-- Start --

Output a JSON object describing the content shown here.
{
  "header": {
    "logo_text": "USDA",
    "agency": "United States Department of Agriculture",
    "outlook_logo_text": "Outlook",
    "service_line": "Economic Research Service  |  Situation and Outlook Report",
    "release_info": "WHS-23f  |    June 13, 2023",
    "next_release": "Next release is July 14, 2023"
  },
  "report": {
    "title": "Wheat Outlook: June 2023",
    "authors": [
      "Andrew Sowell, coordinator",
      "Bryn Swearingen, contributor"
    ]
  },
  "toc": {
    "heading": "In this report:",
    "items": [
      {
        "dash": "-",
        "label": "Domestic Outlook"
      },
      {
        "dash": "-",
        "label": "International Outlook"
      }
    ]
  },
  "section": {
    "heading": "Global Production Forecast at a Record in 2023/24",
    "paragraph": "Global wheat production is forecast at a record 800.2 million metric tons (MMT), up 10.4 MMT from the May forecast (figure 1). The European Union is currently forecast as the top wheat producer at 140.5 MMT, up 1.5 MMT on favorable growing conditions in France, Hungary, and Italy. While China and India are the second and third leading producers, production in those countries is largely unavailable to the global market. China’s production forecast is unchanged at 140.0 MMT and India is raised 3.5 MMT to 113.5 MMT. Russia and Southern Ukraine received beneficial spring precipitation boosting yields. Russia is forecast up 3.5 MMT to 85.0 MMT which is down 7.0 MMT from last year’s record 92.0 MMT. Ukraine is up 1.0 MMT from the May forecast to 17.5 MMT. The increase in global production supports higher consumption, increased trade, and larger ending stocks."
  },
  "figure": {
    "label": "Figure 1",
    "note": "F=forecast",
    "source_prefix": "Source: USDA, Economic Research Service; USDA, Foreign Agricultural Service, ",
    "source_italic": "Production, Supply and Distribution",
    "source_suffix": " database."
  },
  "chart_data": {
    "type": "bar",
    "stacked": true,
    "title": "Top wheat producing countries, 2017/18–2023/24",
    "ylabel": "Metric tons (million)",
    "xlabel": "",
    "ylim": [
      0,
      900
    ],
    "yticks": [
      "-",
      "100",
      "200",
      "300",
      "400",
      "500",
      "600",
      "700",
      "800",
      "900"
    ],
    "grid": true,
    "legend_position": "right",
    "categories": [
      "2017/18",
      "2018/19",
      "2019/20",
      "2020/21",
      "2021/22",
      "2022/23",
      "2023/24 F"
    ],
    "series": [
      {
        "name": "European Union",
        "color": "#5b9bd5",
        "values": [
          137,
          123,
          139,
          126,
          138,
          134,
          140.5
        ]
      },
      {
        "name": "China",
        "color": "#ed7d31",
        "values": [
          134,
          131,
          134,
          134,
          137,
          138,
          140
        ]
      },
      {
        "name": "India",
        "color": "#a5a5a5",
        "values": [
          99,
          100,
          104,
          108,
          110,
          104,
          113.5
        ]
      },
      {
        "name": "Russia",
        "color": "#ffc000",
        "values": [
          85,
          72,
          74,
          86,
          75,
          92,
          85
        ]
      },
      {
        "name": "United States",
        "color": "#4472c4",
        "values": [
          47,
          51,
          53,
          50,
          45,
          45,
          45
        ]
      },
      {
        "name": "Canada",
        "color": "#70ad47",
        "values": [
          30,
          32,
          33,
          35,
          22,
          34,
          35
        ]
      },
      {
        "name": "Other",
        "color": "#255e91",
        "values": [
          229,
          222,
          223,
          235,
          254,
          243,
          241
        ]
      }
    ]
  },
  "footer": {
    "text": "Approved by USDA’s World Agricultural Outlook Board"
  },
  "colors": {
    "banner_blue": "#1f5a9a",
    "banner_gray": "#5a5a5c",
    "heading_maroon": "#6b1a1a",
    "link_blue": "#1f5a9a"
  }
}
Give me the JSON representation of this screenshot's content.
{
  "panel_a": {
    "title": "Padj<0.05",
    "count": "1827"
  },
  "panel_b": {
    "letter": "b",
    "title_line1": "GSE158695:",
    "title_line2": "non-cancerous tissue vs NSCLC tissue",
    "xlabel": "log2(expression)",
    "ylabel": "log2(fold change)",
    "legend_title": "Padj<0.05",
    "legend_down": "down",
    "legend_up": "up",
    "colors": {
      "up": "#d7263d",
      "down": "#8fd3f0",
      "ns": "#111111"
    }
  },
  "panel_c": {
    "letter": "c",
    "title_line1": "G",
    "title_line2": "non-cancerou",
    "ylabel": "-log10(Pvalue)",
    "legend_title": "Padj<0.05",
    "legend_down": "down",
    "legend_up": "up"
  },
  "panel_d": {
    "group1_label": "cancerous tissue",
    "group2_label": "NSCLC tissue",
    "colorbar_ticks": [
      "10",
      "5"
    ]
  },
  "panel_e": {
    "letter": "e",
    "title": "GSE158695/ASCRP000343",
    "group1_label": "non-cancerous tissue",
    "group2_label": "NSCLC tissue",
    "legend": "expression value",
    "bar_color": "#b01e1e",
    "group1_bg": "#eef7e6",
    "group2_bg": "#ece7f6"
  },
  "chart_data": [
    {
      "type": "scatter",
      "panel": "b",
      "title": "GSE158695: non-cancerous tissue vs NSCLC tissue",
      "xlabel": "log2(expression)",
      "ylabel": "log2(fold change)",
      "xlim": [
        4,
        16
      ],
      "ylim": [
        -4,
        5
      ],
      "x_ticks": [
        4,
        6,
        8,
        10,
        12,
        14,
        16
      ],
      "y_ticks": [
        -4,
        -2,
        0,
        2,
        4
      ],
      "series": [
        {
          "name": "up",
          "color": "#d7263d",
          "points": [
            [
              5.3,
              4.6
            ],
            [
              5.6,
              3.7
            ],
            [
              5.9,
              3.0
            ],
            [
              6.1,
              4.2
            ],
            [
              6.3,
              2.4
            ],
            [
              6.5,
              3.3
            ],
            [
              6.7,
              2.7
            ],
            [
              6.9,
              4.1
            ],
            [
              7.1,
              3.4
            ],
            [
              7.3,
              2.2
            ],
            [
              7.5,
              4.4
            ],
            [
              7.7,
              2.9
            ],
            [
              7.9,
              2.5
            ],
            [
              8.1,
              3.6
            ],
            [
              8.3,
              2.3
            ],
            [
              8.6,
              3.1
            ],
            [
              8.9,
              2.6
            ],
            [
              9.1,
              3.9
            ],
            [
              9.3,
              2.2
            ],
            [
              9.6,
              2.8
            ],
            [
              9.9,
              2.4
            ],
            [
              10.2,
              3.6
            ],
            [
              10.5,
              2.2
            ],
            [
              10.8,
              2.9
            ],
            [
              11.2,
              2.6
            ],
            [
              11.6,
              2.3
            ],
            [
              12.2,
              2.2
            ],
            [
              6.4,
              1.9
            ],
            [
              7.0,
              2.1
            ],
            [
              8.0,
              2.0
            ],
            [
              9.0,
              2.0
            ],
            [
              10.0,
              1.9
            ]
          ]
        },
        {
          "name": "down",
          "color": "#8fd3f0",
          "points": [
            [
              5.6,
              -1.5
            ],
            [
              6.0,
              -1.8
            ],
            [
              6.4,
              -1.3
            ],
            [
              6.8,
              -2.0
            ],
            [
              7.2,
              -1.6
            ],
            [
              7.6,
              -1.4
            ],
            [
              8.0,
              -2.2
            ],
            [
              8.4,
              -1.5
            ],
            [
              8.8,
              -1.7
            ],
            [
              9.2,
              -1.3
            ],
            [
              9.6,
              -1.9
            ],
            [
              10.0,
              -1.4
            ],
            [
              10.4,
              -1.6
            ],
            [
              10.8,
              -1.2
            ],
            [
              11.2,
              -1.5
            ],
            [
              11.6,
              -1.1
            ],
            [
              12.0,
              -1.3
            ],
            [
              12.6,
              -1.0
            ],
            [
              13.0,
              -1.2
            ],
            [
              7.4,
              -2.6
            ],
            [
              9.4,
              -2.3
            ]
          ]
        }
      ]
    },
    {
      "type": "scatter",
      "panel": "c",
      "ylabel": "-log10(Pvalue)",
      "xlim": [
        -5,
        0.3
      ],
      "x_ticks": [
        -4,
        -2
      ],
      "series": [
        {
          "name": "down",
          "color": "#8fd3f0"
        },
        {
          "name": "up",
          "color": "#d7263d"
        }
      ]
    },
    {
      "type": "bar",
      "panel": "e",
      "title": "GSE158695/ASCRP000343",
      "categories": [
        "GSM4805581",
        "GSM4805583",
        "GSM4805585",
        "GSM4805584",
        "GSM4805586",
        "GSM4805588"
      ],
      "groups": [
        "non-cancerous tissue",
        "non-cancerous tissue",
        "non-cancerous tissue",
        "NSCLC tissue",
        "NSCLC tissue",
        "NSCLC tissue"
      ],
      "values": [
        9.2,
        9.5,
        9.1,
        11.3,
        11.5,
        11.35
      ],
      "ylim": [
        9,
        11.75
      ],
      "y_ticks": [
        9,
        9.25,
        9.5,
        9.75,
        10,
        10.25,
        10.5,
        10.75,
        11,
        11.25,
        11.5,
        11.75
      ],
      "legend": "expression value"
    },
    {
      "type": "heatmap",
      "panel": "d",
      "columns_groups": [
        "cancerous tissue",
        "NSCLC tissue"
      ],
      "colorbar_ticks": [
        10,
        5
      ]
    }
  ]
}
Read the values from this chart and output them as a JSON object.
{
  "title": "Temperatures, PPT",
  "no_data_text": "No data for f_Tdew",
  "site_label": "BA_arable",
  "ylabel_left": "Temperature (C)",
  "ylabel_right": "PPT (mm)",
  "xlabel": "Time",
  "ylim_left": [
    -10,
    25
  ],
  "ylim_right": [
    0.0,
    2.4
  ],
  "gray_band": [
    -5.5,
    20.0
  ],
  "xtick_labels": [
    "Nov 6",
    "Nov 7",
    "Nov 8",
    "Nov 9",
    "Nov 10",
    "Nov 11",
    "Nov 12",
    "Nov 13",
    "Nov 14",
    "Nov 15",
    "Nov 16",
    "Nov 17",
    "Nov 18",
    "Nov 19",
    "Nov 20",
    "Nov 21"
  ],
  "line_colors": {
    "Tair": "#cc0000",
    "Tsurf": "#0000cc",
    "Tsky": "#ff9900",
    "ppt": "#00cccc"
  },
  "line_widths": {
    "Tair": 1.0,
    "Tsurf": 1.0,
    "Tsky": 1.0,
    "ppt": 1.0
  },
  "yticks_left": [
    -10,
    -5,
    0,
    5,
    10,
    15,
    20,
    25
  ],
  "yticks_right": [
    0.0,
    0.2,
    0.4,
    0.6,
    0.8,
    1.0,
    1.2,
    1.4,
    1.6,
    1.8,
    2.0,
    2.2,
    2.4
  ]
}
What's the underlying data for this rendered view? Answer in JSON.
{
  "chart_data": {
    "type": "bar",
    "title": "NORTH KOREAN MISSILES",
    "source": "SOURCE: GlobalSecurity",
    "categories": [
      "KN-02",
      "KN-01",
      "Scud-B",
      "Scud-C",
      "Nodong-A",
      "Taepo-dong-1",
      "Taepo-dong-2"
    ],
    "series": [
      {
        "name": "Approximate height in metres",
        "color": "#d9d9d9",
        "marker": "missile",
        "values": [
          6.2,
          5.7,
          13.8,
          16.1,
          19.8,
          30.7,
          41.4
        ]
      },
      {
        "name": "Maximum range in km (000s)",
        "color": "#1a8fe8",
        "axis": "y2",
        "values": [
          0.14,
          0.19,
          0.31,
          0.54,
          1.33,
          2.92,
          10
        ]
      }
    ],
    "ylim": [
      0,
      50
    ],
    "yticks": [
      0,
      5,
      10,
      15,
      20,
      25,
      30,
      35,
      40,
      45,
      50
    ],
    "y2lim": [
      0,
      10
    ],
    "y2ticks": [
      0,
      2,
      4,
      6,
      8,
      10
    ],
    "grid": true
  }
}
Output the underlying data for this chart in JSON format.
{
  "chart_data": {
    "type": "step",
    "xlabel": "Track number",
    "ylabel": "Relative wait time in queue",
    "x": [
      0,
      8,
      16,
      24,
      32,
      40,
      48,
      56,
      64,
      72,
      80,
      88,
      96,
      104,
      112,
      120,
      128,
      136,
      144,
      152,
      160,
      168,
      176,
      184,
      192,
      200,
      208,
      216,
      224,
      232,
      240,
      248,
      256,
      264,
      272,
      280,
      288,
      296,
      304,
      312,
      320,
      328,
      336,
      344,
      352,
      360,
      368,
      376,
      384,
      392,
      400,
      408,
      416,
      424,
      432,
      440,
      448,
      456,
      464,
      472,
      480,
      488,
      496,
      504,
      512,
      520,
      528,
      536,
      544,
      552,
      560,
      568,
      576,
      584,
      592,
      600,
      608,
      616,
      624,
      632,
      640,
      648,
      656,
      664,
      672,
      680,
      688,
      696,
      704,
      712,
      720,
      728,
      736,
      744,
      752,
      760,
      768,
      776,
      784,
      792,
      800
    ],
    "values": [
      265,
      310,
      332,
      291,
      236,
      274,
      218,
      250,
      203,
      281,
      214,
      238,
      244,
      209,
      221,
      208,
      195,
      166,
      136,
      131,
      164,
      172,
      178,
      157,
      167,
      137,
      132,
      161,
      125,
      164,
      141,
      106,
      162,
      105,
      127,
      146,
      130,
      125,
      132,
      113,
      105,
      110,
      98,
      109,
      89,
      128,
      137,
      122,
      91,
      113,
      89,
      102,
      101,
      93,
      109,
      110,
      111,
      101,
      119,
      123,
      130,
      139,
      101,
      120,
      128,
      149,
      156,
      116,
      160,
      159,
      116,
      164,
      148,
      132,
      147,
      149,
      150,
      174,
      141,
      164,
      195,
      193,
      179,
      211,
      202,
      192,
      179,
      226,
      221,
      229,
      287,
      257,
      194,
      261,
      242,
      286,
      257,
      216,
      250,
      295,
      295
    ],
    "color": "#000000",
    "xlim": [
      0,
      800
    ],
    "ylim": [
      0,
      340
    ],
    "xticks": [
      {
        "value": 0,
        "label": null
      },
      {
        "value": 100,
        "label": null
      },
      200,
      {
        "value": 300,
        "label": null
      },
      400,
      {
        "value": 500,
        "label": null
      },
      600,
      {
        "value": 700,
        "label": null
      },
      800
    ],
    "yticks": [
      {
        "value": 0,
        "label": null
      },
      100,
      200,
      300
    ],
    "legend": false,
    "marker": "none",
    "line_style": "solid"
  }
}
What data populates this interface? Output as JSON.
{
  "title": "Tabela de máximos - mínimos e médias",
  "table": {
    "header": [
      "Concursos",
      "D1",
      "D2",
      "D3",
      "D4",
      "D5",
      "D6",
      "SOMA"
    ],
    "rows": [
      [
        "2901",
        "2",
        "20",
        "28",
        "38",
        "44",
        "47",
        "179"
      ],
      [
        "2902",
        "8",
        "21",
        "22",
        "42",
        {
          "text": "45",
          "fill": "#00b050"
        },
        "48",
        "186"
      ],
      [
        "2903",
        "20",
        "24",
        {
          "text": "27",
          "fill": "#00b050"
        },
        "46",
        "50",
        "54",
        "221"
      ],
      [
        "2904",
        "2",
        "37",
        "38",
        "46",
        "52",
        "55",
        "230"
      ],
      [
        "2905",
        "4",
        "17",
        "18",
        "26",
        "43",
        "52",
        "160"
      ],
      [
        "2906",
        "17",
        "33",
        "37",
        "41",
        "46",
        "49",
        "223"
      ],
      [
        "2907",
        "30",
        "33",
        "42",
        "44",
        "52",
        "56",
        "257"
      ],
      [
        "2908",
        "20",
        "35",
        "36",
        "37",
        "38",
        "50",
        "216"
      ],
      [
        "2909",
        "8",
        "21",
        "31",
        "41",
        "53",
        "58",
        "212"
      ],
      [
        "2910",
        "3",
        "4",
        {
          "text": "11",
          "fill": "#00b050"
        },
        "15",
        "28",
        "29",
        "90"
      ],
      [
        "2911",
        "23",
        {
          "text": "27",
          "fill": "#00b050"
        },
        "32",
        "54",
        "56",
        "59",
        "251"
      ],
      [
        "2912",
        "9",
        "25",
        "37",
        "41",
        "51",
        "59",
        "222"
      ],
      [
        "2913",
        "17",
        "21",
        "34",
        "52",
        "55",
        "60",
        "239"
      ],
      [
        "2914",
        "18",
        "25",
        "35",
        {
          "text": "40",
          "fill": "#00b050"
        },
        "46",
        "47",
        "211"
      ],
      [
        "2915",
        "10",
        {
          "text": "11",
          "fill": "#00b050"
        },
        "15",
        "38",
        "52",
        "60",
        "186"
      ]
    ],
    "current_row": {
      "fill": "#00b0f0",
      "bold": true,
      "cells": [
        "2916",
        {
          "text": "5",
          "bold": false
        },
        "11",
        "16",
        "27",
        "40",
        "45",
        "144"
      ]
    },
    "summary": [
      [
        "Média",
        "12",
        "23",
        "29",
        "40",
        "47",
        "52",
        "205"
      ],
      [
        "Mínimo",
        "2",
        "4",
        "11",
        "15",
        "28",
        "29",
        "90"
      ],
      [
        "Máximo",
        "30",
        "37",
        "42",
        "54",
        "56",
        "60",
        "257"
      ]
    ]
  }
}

-- End --

*Directions*: Copy each line above containing the string "Research".

*Exercise output*:
    "service_line": "Economic Research Service  |  Situation and Outlook Report",
    "source_prefix": "Source: USDA, Economic Research Service; USDA, Foreign Agricultural Service, ",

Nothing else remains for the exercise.